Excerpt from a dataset
####################

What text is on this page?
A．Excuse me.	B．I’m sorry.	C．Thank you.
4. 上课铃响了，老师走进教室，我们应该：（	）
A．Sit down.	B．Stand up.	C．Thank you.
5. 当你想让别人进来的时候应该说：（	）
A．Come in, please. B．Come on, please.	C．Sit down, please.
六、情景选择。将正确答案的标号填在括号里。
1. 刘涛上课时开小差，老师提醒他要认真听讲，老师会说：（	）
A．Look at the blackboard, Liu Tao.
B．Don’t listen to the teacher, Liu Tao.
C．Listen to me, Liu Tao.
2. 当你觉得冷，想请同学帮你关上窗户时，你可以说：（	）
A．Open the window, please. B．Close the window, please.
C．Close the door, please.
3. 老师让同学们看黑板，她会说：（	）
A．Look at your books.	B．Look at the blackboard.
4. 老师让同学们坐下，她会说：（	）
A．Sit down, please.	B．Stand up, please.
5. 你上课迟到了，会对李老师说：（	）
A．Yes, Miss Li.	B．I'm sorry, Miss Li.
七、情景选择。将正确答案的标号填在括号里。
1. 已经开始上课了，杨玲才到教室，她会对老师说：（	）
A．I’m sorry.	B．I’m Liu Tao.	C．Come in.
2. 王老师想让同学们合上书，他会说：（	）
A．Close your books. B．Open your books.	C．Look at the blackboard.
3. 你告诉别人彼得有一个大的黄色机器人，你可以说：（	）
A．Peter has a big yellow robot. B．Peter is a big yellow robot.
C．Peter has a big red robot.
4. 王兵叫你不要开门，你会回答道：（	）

####################

Exercise prompt: Your task is to gather every line with the word "情景选择" and copy it.

Task output:
六、情景选择。将正确答案的标号填在括号里。
七、情景选择。将正确答案的标号填在括号里。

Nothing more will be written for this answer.